• **GOAL OF THE EXERCISE**
Extract each line containing the string "JSON".

>> begin EXCERPTED DATA

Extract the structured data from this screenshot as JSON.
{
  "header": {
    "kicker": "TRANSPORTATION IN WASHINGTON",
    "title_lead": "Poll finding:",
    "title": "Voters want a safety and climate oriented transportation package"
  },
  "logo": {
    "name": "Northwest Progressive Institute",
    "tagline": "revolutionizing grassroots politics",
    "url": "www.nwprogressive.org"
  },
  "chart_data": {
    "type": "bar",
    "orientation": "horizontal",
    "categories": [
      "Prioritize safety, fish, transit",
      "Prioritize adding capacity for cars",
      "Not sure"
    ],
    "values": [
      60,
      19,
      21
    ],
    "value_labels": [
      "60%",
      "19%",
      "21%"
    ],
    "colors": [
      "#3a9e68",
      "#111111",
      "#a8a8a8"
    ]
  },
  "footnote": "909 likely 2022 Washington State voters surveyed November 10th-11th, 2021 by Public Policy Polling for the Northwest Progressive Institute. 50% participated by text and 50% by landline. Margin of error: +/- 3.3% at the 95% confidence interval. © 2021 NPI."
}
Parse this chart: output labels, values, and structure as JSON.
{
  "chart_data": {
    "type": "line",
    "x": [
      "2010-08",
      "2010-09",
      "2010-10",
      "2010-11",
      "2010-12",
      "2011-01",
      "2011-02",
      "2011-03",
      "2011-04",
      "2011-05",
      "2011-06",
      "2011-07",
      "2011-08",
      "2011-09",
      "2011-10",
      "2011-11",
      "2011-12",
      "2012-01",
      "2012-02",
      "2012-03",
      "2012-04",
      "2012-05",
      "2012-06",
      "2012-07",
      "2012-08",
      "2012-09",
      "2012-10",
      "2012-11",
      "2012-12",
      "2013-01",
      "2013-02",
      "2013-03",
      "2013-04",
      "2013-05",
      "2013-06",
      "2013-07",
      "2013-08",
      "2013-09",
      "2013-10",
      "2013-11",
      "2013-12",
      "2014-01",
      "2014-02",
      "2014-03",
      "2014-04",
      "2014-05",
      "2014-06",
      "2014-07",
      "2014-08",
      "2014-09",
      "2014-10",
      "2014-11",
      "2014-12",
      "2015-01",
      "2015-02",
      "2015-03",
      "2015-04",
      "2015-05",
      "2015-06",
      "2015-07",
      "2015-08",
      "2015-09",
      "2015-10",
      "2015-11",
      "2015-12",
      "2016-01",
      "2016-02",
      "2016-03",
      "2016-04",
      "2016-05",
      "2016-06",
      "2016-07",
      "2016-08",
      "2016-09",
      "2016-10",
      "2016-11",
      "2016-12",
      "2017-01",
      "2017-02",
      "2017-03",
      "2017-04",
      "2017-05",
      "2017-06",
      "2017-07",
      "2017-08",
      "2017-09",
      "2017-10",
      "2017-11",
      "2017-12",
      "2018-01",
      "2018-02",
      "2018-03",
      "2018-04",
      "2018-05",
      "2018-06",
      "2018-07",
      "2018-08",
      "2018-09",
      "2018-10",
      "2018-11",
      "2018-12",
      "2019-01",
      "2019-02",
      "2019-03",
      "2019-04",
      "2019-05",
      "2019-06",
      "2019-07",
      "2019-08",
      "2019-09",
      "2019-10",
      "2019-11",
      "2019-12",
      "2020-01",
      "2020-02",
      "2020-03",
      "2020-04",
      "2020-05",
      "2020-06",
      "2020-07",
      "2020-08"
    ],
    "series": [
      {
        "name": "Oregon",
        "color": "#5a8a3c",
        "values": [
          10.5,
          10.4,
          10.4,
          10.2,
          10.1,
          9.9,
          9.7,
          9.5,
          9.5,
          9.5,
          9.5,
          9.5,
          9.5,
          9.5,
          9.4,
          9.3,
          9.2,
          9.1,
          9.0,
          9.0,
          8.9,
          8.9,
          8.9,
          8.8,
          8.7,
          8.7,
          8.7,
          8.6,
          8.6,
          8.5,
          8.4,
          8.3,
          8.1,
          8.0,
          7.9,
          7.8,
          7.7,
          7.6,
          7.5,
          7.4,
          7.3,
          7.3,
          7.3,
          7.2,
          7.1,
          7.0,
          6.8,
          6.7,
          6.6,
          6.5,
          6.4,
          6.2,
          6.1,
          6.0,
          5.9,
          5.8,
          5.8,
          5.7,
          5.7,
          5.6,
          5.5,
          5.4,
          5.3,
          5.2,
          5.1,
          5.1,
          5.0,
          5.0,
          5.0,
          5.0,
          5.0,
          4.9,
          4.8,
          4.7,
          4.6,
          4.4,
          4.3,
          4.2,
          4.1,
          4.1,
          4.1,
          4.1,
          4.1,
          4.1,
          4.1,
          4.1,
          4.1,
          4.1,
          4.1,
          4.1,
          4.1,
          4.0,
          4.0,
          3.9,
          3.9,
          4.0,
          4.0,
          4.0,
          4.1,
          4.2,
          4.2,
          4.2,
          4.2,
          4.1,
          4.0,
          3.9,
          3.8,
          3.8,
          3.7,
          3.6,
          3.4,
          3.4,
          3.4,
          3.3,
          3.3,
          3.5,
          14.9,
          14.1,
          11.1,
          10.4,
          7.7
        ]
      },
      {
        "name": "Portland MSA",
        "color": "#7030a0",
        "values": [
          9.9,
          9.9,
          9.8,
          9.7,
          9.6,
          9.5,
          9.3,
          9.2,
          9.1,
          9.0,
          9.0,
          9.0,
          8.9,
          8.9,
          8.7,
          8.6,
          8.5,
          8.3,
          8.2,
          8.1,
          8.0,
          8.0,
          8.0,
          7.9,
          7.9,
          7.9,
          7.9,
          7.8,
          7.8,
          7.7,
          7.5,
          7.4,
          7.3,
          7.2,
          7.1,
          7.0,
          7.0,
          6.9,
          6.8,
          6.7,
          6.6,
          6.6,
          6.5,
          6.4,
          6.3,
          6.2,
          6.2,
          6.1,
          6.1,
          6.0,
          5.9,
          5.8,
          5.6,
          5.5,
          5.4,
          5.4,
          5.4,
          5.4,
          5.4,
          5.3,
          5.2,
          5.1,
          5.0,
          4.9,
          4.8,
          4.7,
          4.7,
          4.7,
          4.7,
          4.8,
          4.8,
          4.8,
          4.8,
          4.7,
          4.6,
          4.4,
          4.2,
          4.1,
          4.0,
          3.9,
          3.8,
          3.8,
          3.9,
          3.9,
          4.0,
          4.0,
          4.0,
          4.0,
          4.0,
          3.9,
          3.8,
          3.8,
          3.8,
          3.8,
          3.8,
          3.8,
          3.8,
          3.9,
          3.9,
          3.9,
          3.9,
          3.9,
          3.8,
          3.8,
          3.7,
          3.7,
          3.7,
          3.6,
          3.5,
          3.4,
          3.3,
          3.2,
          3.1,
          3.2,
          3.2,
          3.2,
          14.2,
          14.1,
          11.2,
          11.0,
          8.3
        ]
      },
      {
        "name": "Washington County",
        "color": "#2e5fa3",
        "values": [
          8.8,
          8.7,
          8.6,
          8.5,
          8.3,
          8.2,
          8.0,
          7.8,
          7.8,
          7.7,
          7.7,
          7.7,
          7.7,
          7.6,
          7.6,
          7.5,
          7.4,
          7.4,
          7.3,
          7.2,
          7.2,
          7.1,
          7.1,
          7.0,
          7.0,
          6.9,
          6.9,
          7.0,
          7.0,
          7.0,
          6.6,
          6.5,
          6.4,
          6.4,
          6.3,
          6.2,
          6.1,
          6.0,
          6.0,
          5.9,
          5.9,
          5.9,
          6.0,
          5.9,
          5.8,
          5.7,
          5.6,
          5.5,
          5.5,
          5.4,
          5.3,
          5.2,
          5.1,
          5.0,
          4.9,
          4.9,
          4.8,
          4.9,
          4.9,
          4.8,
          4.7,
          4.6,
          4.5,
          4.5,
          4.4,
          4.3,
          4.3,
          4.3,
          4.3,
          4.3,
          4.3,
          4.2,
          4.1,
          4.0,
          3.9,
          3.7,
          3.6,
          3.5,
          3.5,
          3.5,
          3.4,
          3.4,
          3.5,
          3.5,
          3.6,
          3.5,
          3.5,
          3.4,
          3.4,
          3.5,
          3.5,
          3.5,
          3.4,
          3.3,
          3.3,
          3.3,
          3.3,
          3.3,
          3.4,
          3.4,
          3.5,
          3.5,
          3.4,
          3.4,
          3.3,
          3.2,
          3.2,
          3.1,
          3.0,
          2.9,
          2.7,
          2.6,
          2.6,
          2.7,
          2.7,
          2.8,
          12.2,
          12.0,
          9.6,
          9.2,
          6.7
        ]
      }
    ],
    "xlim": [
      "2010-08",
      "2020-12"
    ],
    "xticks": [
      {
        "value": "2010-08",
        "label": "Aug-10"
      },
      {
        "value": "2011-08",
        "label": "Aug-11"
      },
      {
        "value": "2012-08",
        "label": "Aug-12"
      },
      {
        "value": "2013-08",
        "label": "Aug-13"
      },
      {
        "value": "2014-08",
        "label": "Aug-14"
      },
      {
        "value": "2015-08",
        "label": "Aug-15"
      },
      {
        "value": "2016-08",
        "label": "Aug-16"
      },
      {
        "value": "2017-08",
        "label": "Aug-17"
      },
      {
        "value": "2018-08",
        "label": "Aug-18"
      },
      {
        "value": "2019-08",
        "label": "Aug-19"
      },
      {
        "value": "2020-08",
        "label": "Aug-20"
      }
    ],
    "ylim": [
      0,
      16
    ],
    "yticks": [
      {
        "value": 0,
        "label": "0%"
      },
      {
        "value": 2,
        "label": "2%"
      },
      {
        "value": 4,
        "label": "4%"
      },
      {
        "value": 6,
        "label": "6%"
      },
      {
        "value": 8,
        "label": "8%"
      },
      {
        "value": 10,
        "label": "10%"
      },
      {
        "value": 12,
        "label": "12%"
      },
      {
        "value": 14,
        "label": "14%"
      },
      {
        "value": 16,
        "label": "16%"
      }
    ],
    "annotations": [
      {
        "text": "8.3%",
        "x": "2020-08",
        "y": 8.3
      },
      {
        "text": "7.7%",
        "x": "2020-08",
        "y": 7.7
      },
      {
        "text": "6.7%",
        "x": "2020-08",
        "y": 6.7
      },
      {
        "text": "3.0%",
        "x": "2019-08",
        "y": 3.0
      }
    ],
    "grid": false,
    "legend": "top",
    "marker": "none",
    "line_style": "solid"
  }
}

>> end EXCERPTED DATA

• **RESULT OF THIS EXERCISE**
Extract the structured data from this screenshot as JSON.
Parse this chart: output labels, values, and structure as JSON.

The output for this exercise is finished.